(Stored data)
============
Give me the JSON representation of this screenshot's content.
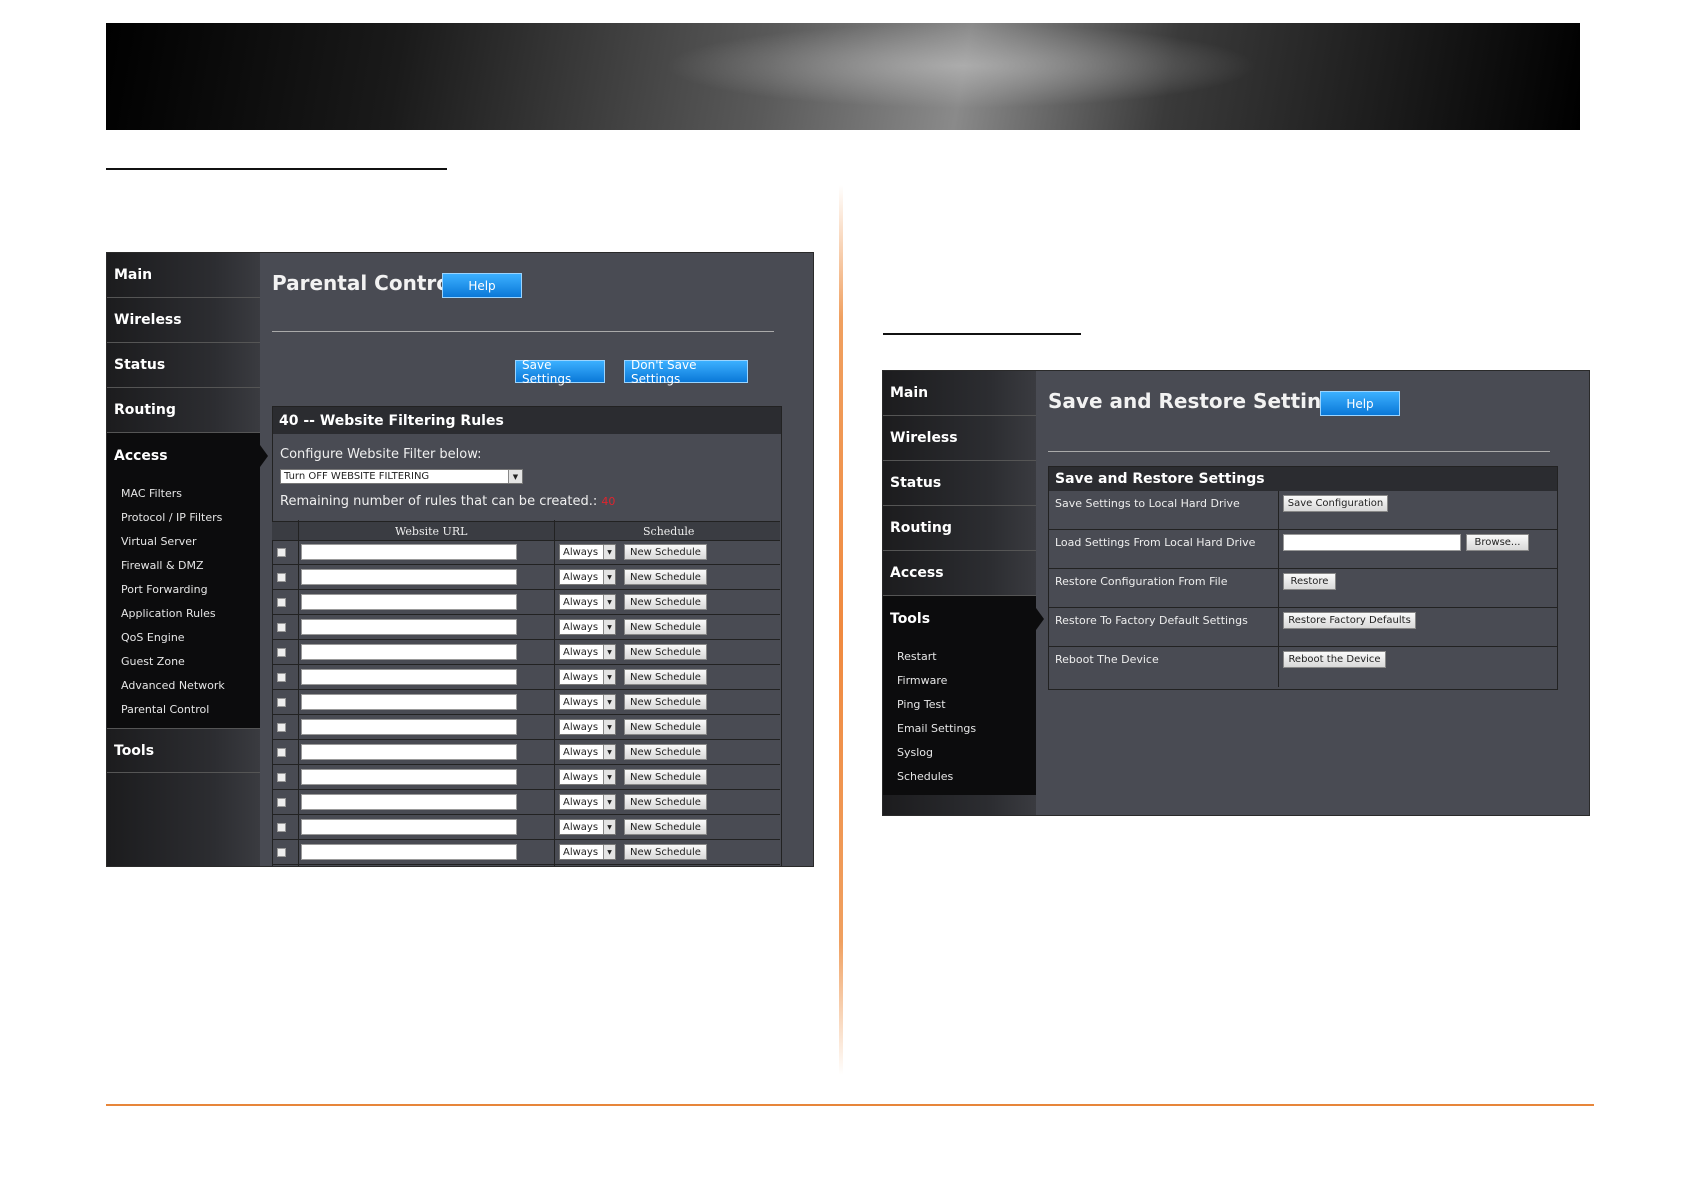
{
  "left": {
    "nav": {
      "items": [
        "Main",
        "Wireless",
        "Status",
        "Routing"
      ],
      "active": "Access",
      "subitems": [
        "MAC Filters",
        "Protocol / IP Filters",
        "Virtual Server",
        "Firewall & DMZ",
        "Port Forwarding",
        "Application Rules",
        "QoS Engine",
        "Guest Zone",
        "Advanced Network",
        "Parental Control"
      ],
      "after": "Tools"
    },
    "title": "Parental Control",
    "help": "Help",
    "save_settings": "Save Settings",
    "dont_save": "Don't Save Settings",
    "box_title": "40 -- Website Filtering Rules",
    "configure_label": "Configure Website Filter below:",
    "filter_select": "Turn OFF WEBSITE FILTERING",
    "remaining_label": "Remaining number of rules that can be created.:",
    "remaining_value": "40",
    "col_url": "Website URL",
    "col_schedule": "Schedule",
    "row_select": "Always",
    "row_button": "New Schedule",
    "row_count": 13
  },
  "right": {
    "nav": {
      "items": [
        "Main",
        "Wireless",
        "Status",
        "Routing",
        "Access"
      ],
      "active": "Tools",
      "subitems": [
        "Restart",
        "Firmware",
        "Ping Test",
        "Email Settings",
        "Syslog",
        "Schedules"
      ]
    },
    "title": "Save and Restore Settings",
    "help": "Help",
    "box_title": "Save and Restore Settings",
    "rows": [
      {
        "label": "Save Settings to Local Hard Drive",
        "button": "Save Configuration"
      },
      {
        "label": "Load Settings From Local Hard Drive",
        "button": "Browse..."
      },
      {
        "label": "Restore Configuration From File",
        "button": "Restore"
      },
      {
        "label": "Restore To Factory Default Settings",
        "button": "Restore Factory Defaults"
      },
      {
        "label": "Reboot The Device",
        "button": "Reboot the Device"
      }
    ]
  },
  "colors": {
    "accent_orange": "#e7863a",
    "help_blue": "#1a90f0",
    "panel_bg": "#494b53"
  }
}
============
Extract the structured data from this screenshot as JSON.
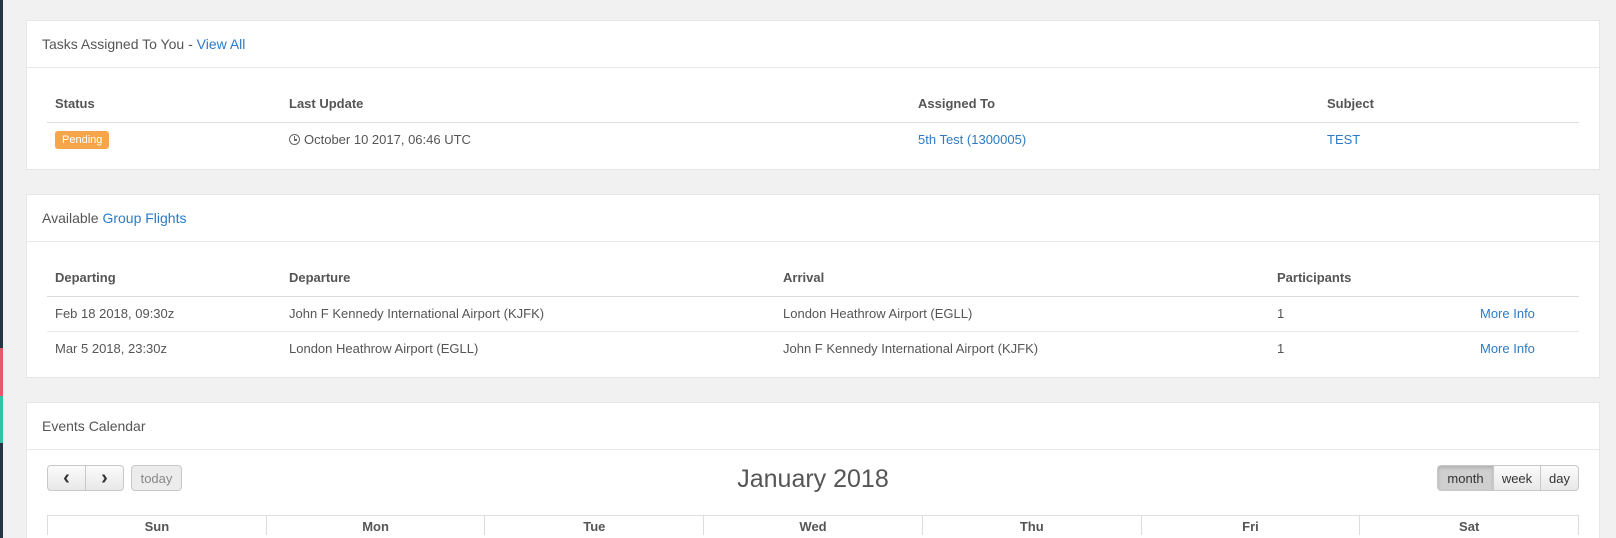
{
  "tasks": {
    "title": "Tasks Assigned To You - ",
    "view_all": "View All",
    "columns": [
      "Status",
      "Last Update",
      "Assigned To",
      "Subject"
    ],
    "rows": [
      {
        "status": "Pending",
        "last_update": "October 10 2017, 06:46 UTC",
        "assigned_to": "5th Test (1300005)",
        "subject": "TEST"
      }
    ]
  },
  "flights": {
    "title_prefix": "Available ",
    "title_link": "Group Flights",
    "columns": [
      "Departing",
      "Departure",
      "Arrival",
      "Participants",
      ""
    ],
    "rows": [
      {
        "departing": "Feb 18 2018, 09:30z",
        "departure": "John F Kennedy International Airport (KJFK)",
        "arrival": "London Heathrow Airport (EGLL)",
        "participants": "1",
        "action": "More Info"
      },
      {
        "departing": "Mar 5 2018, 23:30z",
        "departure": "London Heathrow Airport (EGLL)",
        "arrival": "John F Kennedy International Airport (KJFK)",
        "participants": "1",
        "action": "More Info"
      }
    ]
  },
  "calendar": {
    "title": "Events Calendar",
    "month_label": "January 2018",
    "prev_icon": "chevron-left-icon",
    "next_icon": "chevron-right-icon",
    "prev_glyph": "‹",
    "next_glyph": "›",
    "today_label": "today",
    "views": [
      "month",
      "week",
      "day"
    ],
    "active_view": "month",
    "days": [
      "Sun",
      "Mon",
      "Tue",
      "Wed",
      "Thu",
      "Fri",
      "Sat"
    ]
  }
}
============
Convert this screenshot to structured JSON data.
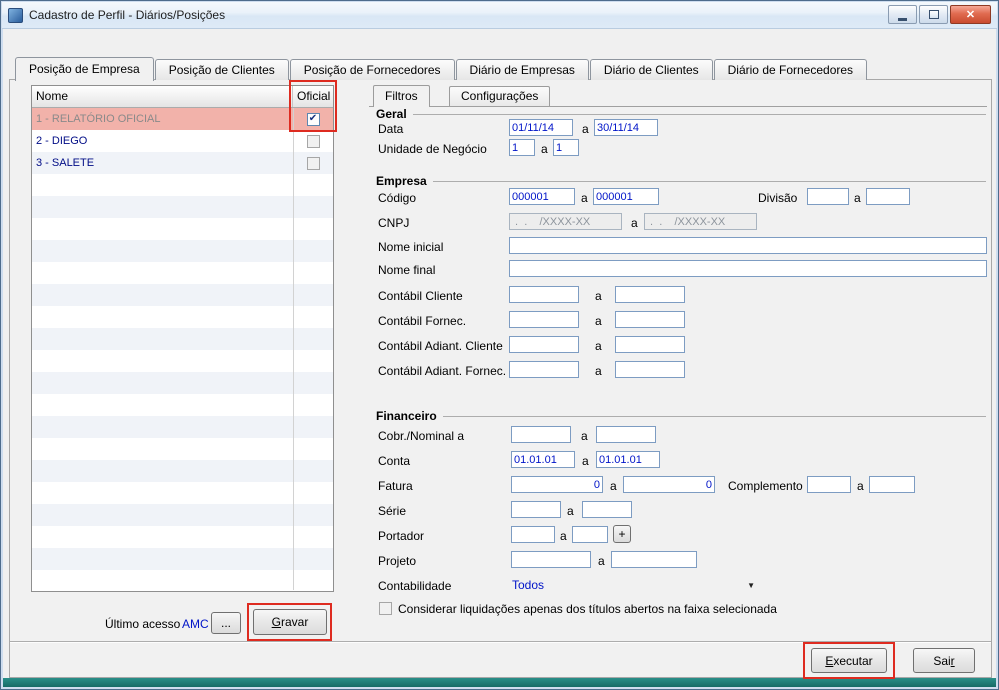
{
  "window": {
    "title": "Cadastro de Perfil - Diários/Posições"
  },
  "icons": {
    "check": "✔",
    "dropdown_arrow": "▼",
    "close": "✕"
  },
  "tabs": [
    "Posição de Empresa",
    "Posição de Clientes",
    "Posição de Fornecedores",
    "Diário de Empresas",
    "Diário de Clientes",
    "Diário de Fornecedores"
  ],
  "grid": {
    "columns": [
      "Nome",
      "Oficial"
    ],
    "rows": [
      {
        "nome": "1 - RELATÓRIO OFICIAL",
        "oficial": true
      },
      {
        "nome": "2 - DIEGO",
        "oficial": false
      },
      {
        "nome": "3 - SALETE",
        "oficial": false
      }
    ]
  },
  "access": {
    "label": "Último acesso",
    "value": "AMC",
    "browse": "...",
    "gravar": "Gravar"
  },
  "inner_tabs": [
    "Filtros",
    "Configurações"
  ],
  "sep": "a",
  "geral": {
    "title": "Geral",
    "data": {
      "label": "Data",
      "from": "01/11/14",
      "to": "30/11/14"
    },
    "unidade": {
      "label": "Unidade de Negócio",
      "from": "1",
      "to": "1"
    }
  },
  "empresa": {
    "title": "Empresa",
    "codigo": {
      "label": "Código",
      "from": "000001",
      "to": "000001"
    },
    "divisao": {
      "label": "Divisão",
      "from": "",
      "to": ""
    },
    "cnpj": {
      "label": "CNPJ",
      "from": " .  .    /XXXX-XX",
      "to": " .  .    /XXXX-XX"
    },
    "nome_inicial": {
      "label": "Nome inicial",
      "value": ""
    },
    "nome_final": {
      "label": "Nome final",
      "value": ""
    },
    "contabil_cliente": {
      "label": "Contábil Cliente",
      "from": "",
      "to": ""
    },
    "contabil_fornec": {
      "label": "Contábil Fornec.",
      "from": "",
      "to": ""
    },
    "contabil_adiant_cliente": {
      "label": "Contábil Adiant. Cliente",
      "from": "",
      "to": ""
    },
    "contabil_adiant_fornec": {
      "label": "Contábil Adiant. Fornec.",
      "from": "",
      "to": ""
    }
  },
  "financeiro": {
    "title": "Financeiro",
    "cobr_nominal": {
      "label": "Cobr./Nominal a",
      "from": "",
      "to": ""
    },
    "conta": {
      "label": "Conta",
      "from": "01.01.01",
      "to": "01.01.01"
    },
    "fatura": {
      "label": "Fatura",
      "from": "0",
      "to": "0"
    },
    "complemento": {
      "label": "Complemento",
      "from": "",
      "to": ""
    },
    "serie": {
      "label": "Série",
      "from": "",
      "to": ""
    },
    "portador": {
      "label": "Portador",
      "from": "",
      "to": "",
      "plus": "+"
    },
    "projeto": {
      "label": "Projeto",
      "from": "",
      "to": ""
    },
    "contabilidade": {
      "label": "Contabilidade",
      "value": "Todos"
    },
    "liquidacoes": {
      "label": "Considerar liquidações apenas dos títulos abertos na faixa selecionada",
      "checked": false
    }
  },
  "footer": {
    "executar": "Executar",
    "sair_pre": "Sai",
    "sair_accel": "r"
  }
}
============
Read the entries and pick out all lines that include the word "Fornecedores".

    "Posição de Fornecedores",
    "Diário de Fornecedores"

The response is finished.